**Aim of the task**
Leave every picture out and write out the records below exactly.

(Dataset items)
·····

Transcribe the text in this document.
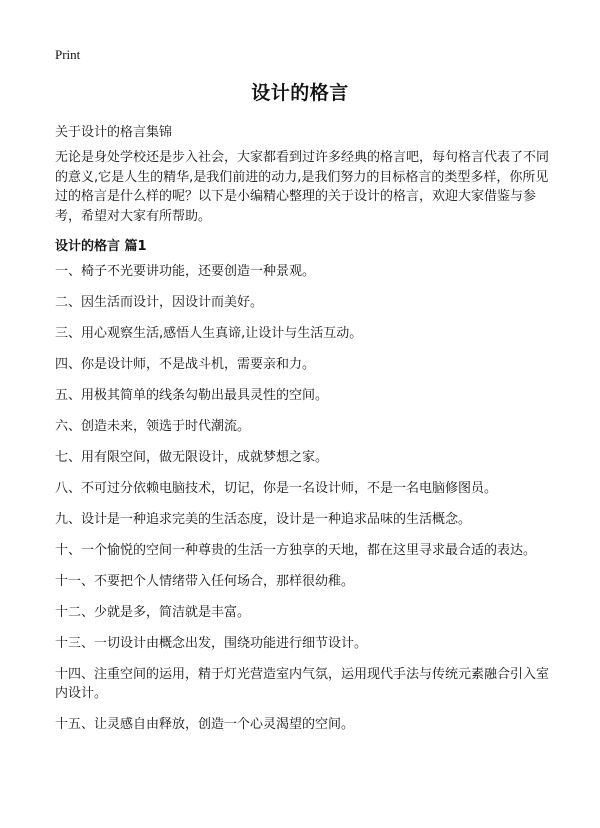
Print
设计的格言
关于设计的格言集锦
无论是身处学校还是步入社会，大家都看到过许多经典的格言吧，每句格言代表了不同的意义,它是人生的精华,是我们前进的动力,是我们努力的目标格言的类型多样，你所见过的格言是什么样的呢？以下是小编精心整理的关于设计的格言，欢迎大家借鉴与参考，希望对大家有所帮助。
设计的格言 篇1
一、椅子不光要讲功能，还要创造一种景观。
二、因生活而设计，因设计而美好。
三、用心观察生活,感悟人生真谛,让设计与生活互动。
四、你是设计师，不是战斗机，需要亲和力。
五、用极其简单的线条勾勒出最具灵性的空间。
六、创造未来，领选于时代潮流。
七、用有限空间，做无限设计，成就梦想之家。
八、不可过分依赖电脑技术，切记，你是一名设计师，不是一名电脑修图员。
九、设计是一种追求完美的生活态度，设计是一种追求品味的生活概念。
十、一个愉悦的空间一种尊贵的生活一方独享的天地，都在这里寻求最合适的表达。
十一、不要把个人情绪带入任何场合，那样很幼稚。
十二、少就是多，简洁就是丰富。
十三、一切设计由概念出发，围绕功能进行细节设计。
十四、注重空间的运用，精于灯光营造室内气氛，运用现代手法与传统元素融合引入室内设计。
十五、让灵感自由释放，创造一个心灵渴望的空间。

·····

**Response**
Transcribe the text in this document.
Print
设计的格言
关于设计的格言集锦
无论是身处学校还是步入社会，大家都看到过许多经典的格言吧，每句格言代表了不同的意义,它是人生的精华,是我们前进的动力,是我们努力的目标格言的类型多样，你所见过的格言是什么样的呢？以下是小编精心整理的关于设计的格言，欢迎大家借鉴与参考，希望对大家有所帮助。
设计的格言 篇1
一、椅子不光要讲功能，还要创造一种景观。
二、因生活而设计，因设计而美好。
三、用心观察生活,感悟人生真谛,让设计与生活互动。
四、你是设计师，不是战斗机，需要亲和力。
五、用极其简单的线条勾勒出最具灵性的空间。
六、创造未来，领选于时代潮流。
七、用有限空间，做无限设计，成就梦想之家。
八、不可过分依赖电脑技术，切记，你是一名设计师，不是一名电脑修图员。
九、设计是一种追求完美的生活态度，设计是一种追求品味的生活概念。
十、一个愉悦的空间一种尊贵的生活一方独享的天地，都在这里寻求最合适的表达。
十一、不要把个人情绪带入任何场合，那样很幼稚。
十二、少就是多，简洁就是丰富。
十三、一切设计由概念出发，围绕功能进行细节设计。
十四、注重空间的运用，精于灯光营造室内气氛，运用现代手法与传统元素融合引入室内设计。
十五、让灵感自由释放，创造一个心灵渴望的空间。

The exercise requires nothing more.